Exercise instructions →
Copy the lines from the first one through the line containing "The arrow 32 is at (675, 613).", including both ends.

[Dataset records]
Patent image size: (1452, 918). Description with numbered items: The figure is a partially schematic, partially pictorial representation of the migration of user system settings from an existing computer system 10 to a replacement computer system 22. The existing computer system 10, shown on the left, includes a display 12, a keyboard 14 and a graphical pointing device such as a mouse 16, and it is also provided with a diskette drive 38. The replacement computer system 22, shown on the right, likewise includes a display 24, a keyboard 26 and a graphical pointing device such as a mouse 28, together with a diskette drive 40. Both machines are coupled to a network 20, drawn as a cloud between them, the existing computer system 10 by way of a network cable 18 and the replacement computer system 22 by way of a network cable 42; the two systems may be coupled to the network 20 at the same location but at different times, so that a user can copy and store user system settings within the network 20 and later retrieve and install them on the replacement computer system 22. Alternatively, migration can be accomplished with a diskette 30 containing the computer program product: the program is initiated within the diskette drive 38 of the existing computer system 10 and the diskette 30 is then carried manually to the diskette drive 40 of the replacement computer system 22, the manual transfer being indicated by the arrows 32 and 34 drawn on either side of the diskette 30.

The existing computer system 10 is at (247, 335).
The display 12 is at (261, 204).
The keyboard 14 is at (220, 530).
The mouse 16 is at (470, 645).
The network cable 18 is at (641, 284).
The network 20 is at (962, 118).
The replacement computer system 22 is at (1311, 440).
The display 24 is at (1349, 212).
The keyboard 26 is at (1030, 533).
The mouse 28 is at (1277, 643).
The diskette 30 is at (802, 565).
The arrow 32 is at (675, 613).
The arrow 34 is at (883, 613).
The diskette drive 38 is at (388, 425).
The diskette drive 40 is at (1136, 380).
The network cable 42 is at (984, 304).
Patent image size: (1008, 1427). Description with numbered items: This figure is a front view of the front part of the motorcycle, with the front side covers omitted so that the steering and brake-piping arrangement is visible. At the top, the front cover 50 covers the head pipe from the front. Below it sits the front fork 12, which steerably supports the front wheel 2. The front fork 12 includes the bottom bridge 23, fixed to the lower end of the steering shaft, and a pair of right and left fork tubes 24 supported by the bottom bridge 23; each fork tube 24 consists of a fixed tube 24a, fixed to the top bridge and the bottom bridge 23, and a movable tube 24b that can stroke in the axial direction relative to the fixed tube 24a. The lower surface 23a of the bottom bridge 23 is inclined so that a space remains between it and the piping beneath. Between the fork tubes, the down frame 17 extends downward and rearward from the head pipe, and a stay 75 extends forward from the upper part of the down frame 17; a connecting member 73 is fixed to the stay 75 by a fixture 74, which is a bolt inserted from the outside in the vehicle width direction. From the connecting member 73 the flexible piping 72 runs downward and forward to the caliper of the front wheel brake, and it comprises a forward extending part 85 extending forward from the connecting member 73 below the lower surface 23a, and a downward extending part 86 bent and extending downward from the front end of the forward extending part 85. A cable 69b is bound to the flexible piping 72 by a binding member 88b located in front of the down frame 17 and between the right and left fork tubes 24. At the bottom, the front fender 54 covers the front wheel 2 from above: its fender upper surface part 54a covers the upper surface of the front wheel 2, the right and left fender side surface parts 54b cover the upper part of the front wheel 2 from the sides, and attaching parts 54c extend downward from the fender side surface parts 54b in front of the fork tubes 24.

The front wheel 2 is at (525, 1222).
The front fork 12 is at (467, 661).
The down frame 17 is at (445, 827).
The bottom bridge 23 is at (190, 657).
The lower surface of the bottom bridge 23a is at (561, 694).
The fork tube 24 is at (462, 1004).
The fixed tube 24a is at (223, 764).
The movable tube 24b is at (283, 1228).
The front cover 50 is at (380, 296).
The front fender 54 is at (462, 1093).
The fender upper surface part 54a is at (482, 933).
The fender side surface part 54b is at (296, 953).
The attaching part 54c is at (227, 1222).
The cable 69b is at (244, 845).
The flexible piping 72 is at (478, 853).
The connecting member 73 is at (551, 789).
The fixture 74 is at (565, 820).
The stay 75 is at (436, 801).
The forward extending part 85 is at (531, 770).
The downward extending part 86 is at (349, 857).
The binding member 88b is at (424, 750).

Full solution →
Patent image size: (1452, 918). Description with numbered items: The figure is a partially schematic, partially pictorial representation of the migration of user system settings from an existing computer system 10 to a replacement computer system 22. The existing computer system 10, shown on the left, includes a display 12, a keyboard 14 and a graphical pointing device such as a mouse 16, and it is also provided with a diskette drive 38. The replacement computer system 22, shown on the right, likewise includes a display 24, a keyboard 26 and a graphical pointing device such as a mouse 28, together with a diskette drive 40. Both machines are coupled to a network 20, drawn as a cloud between them, the existing computer system 10 by way of a network cable 18 and the replacement computer system 22 by way of a network cable 42; the two systems may be coupled to the network 20 at the same location but at different times, so that a user can copy and store user system settings within the network 20 and later retrieve and install them on the replacement computer system 22. Alternatively, migration can be accomplished with a diskette 30 containing the computer program product: the program is initiated within the diskette drive 38 of the existing computer system 10 and the diskette 30 is then carried manually to the diskette drive 40 of the replacement computer system 22, the manual transfer being indicated by the arrows 32 and 34 drawn on either side of the diskette 30.

The existing computer system 10 is at (247, 335).
The display 12 is at (261, 204).
The keyboard 14 is at (220, 530).
The mouse 16 is at (470, 645).
The network cable 18 is at (641, 284).
The network 20 is at (962, 118).
The replacement computer system 22 is at (1311, 440).
The display 24 is at (1349, 212).
The keyboard 26 is at (1030, 533).
The mouse 28 is at (1277, 643).
The diskette 30 is at (802, 565).
The arrow 32 is at (675, 613).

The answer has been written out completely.